Every entry must be repeated exactly. Exclude all pictures.

★ ★ ★ ★ ★ ★ ★

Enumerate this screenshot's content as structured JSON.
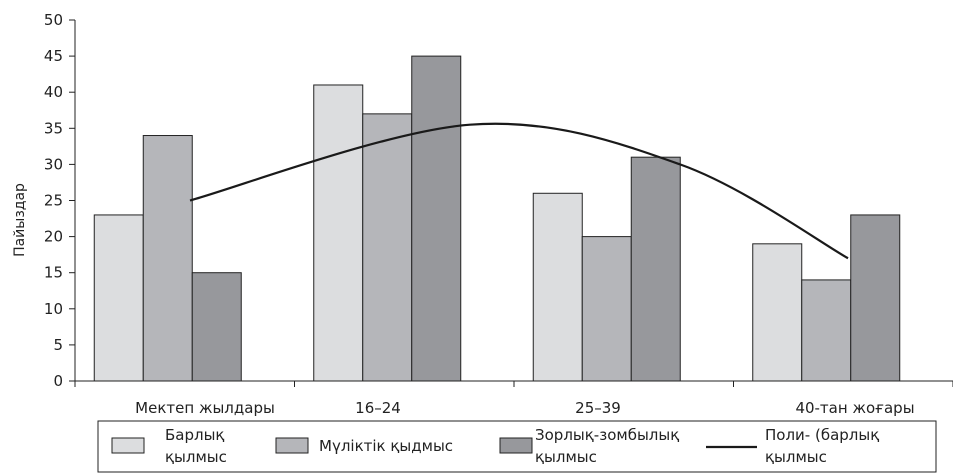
{
  "chart_data": {
    "type": "bar",
    "ylabel": "Пайыздар",
    "ylim": [
      0,
      50
    ],
    "yticks": [
      0,
      5,
      10,
      15,
      20,
      25,
      30,
      35,
      40,
      45,
      50
    ],
    "categories": [
      "Мектеп жылдары",
      "16–24",
      "25–39",
      "40-тан жоғары"
    ],
    "series": [
      {
        "name": "Барлық қылмыс",
        "values": [
          23,
          41,
          26,
          19
        ],
        "color": "#dcdddf"
      },
      {
        "name": "Мүліктік қыдмыс",
        "values": [
          34,
          37,
          20,
          14
        ],
        "color": "#b5b6ba"
      },
      {
        "name": "Зорлық-зомбылық қылмыс",
        "values": [
          15,
          45,
          31,
          23
        ],
        "color": "#97989c"
      }
    ],
    "trendline": {
      "name": "Поли- (барлық қылмыс",
      "type": "polynomial",
      "values": [
        25.0,
        35.5,
        30.0,
        17.0
      ],
      "color": "#1a1a1a"
    },
    "legend": {
      "placement": "bottom",
      "labels": [
        [
          "Барлық",
          "қылмыс"
        ],
        [
          "Мүліктік қыдмыс"
        ],
        [
          "Зорлық-зомбылық",
          "қылмыс"
        ],
        [
          "Поли- (барлық",
          "қылмыс"
        ]
      ]
    },
    "grid": false
  }
}
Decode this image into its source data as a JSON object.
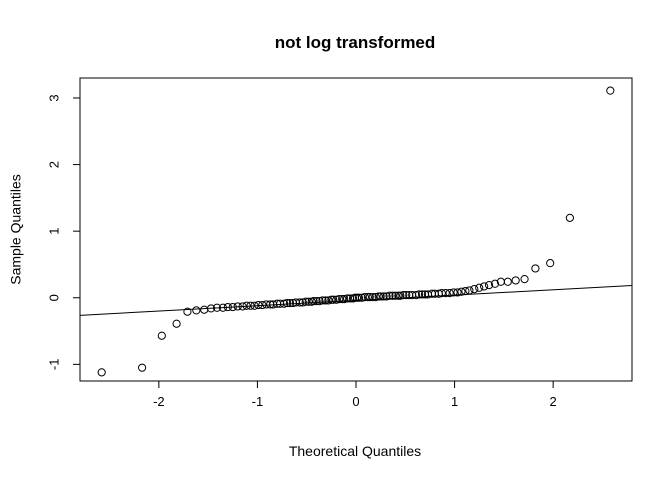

★ ★ ★ ★ ★ ★ ★

§ **EXERCISE ANSWER**
Enumerate this screenshot's content as structured JSON.
{
  "chart_data": {
    "type": "bar",
    "ylabel": "Пайыздар",
    "ylim": [
      0,
      50
    ],
    "yticks": [
      0,
      5,
      10,
      15,
      20,
      25,
      30,
      35,
      40,
      45,
      50
    ],
    "categories": [
      "Мектеп жылдары",
      "16–24",
      "25–39",
      "40-тан жоғары"
    ],
    "series": [
      {
        "name": "Барлық қылмыс",
        "values": [
          23,
          41,
          26,
          19
        ],
        "color": "#dcdddf"
      },
      {
        "name": "Мүліктік қыдмыс",
        "values": [
          34,
          37,
          20,
          14
        ],
        "color": "#b5b6ba"
      },
      {
        "name": "Зорлық-зомбылық қылмыс",
        "values": [
          15,
          45,
          31,
          23
        ],
        "color": "#97989c"
      }
    ],
    "trendline": {
      "name": "Поли- (барлық қылмыс",
      "type": "polynomial",
      "values": [
        25.0,
        35.5,
        30.0,
        17.0
      ],
      "color": "#1a1a1a"
    },
    "legend": {
      "placement": "bottom",
      "labels": [
        [
          "Барлық",
          "қылмыс"
        ],
        [
          "Мүліктік қыдмыс"
        ],
        [
          "Зорлық-зомбылық",
          "қылмыс"
        ],
        [
          "Поли- (барлық",
          "қылмыс"
        ]
      ]
    },
    "grid": false
  }
}
Decode this image into its source data as a JSON object.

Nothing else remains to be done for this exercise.